◆ What is being asked ◆
Restate each line word for word. Leave out every picture.

◆ Task material ◆
====

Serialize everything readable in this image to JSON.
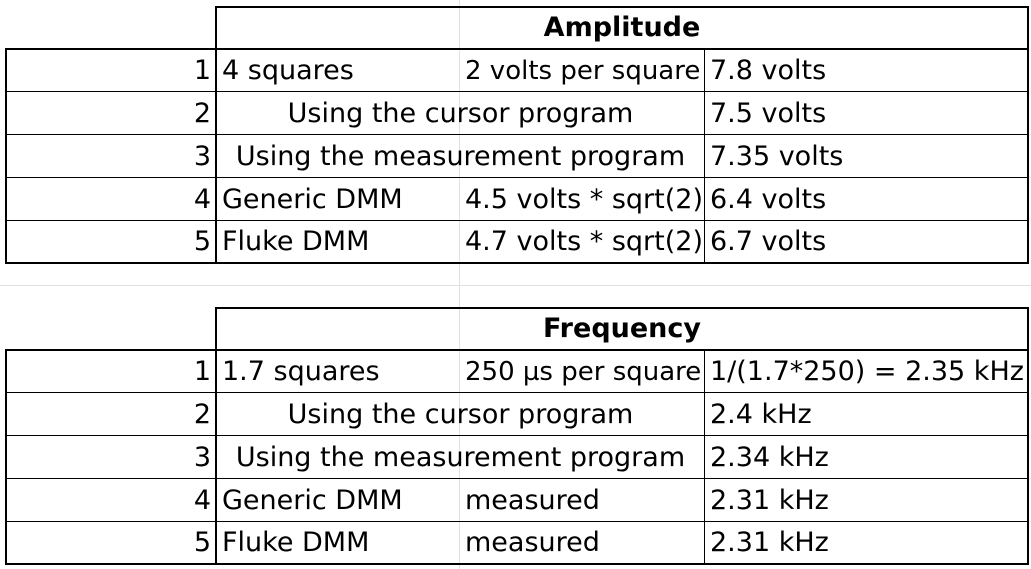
{
  "tables": [
    {
      "header": "Amplitude",
      "rows": [
        {
          "n": "1",
          "method": "4 squares",
          "detail": "2 volts per square",
          "result": "7.8 volts"
        },
        {
          "n": "2",
          "method_span": "Using the cursor program",
          "result": "7.5 volts"
        },
        {
          "n": "3",
          "method_span": "Using the measurement program",
          "result": "7.35 volts"
        },
        {
          "n": "4",
          "method": "Generic DMM",
          "detail": "4.5 volts * sqrt(2)",
          "result": "6.4 volts"
        },
        {
          "n": "5",
          "method": "Fluke DMM",
          "detail": "4.7 volts * sqrt(2)",
          "result": "6.7 volts"
        }
      ]
    },
    {
      "header": "Frequency",
      "rows": [
        {
          "n": "1",
          "method": "1.7 squares",
          "detail": "250 µs per square",
          "result": "1/(1.7*250) = 2.35 kHz"
        },
        {
          "n": "2",
          "method_span": "Using the cursor program",
          "result": "2.4 kHz"
        },
        {
          "n": "3",
          "method_span": "Using the measurement program",
          "result": "2.34 kHz"
        },
        {
          "n": "4",
          "method": "Generic DMM",
          "detail": "measured",
          "result": "2.31 kHz"
        },
        {
          "n": "5",
          "method": "Fluke DMM",
          "detail": "measured",
          "result": "2.31 kHz"
        }
      ]
    }
  ]
}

====

◆ Correct result ◆
Serialize everything readable in this image to JSON.
{
  "tables": [
    {
      "header": "Amplitude",
      "rows": [
        {
          "n": "1",
          "method": "4 squares",
          "detail": "2 volts per square",
          "result": "7.8 volts"
        },
        {
          "n": "2",
          "method_span": "Using the cursor program",
          "result": "7.5 volts"
        },
        {
          "n": "3",
          "method_span": "Using the measurement program",
          "result": "7.35 volts"
        },
        {
          "n": "4",
          "method": "Generic DMM",
          "detail": "4.5 volts * sqrt(2)",
          "result": "6.4 volts"
        },
        {
          "n": "5",
          "method": "Fluke DMM",
          "detail": "4.7 volts * sqrt(2)",
          "result": "6.7 volts"
        }
      ]
    },
    {
      "header": "Frequency",
      "rows": [
        {
          "n": "1",
          "method": "1.7 squares",
          "detail": "250 µs per square",
          "result": "1/(1.7*250) = 2.35 kHz"
        },
        {
          "n": "2",
          "method_span": "Using the cursor program",
          "result": "2.4 kHz"
        },
        {
          "n": "3",
          "method_span": "Using the measurement program",
          "result": "2.34 kHz"
        },
        {
          "n": "4",
          "method": "Generic DMM",
          "detail": "measured",
          "result": "2.31 kHz"
        },
        {
          "n": "5",
          "method": "Fluke DMM",
          "detail": "measured",
          "result": "2.31 kHz"
        }
      ]
    }
  ]
}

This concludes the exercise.